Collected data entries
━━━━━━━━
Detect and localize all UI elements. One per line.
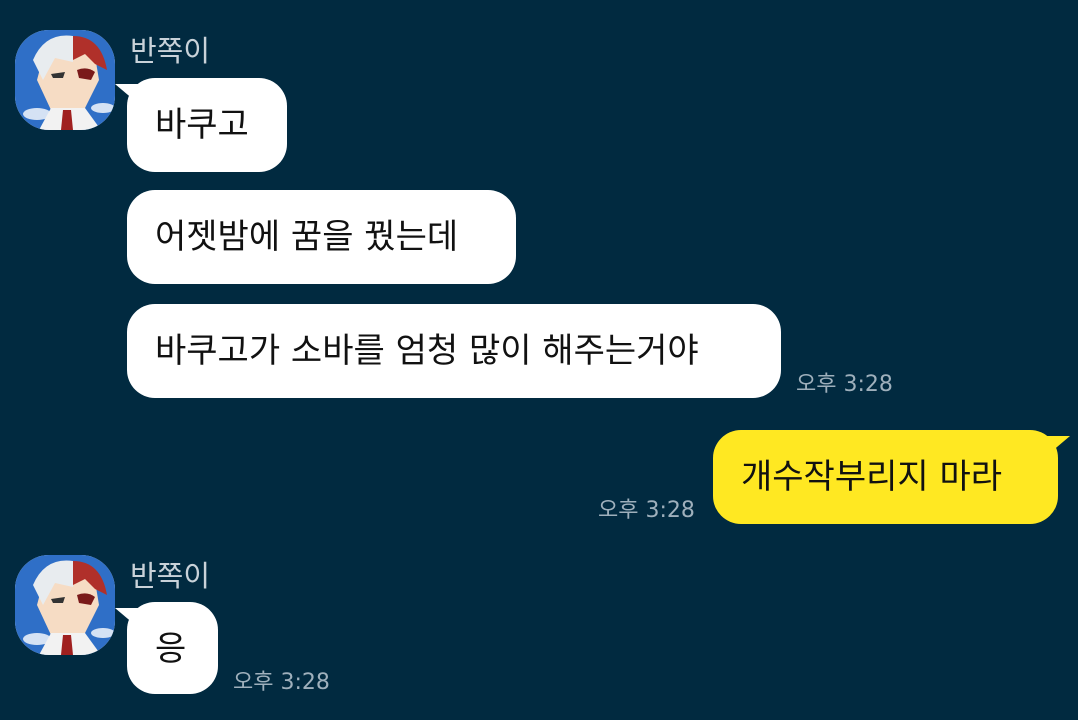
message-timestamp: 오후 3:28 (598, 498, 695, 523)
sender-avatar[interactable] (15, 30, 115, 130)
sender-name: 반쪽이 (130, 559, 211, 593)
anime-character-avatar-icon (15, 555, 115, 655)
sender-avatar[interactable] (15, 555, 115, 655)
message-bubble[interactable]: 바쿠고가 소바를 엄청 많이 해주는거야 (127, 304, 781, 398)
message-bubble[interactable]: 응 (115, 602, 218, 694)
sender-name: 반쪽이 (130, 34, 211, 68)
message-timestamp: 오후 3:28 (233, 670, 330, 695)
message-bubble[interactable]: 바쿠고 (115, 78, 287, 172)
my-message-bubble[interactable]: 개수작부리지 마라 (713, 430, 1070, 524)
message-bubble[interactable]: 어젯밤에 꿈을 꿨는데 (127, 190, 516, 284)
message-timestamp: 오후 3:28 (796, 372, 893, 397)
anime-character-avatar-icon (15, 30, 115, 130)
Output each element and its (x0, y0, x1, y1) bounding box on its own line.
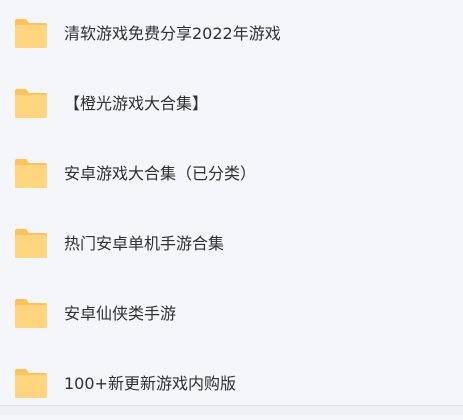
━━━━━━━━
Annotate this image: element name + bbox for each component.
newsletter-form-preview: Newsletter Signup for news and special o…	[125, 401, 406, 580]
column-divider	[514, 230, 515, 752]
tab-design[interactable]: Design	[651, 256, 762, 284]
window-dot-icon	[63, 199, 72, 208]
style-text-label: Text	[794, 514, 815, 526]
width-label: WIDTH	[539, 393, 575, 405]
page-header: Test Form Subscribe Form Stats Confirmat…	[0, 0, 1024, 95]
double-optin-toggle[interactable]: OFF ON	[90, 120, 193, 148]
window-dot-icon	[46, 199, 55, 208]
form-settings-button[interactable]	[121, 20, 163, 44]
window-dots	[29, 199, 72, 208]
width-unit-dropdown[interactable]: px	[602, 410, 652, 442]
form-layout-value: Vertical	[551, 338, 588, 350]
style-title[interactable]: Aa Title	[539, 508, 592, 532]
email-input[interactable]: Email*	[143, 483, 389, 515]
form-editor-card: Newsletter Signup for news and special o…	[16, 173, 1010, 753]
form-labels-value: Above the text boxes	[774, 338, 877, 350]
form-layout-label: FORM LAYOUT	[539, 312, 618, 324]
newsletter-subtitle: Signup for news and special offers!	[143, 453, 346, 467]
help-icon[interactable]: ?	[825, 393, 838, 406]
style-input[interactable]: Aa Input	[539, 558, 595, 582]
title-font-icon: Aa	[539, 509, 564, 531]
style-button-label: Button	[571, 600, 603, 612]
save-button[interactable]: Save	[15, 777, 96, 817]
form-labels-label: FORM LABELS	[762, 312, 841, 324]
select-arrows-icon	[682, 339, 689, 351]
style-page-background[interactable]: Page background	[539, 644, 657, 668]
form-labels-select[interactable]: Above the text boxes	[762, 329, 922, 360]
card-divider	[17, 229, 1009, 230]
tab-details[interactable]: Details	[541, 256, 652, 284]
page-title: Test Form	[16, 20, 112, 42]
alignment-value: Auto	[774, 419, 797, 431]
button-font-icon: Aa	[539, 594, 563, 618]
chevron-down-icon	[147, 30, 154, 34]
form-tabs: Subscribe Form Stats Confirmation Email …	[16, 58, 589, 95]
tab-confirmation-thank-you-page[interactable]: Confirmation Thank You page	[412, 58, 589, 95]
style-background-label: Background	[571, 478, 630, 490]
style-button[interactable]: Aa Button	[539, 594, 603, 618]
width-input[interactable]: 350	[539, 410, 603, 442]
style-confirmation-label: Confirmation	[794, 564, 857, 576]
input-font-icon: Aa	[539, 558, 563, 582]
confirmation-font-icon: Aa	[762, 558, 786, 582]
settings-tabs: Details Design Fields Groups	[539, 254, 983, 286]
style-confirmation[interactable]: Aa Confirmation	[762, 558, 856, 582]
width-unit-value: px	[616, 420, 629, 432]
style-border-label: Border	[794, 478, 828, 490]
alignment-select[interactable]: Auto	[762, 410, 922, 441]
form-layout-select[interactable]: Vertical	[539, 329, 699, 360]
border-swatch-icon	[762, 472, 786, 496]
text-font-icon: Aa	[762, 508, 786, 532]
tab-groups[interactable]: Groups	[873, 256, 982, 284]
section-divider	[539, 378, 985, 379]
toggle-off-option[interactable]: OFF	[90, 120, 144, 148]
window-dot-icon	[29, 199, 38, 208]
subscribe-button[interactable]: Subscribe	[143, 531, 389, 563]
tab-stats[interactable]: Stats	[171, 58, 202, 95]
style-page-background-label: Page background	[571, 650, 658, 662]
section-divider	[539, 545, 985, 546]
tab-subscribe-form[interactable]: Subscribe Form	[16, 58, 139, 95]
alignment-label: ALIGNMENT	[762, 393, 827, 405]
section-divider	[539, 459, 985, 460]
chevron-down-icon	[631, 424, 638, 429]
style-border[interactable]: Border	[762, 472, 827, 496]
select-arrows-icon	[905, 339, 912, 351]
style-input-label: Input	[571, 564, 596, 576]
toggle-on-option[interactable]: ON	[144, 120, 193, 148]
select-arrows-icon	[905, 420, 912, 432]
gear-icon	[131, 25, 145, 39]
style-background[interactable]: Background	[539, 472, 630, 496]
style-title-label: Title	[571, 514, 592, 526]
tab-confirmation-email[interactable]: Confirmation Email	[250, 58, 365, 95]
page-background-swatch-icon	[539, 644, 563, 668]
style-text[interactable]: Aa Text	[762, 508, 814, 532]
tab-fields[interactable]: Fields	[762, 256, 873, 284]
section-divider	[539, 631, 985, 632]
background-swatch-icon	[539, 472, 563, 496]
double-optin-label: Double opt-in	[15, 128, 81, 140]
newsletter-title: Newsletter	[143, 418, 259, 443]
━━━━━━━━
WHAT IS EXPECTED:
Please turn everything from the line containing "Annotate this image: element" down to the line containing "600, 603, 612]" into a two-column CSV with the columns "prompt" and "output", one row per request. Put each request's text and its answer in their own quoted field, and replace line breaks with spaces.

ANSWER TO THIS PROBLEM:
prompt,output
"Annotate this image: element name + bbox for each component.","newsletter-form-preview: Newsletter Signup for news and special o…	[125, 401, 406, 580] column-divider	[514, 230, 515, 752] tab-design[interactable]: Design	[651, 256, 762, 284] window-dot-icon	[63, 199, 72, 208] style-text-label: Text	[794, 514, 815, 526] width-label: WIDTH	[539, 393, 575, 405] page-header: Test Form Subscribe Form Stats Confirmat…	[0, 0, 1024, 95] double-optin-toggle[interactable]: OFF ON	[90, 120, 193, 148] window-dot-icon	[46, 199, 55, 208] form-settings-button[interactable]	[121, 20, 163, 44] window-dots	[29, 199, 72, 208] width-unit-dropdown[interactable]: px	[602, 410, 652, 442] form-layout-value: Vertical	[551, 338, 588, 350] style-title[interactable]: Aa Title	[539, 508, 592, 532] email-input[interactable]: Email*	[143, 483, 389, 515] form-editor-card: Newsletter Signup for news and special o…	[16, 173, 1010, 753] form-labels-value: Above the text boxes	[774, 338, 877, 350] form-layout-label: FORM LAYOUT	[539, 312, 618, 324] newsletter-subtitle: Signup for news and special offers!	[143, 453, 346, 467] help-icon[interactable]: ?	[825, 393, 838, 406] style-input[interactable]: Aa Input	[539, 558, 595, 582] title-font-icon: Aa	[539, 509, 564, 531] style-button-label: Button	[571, 600, 603, 612]"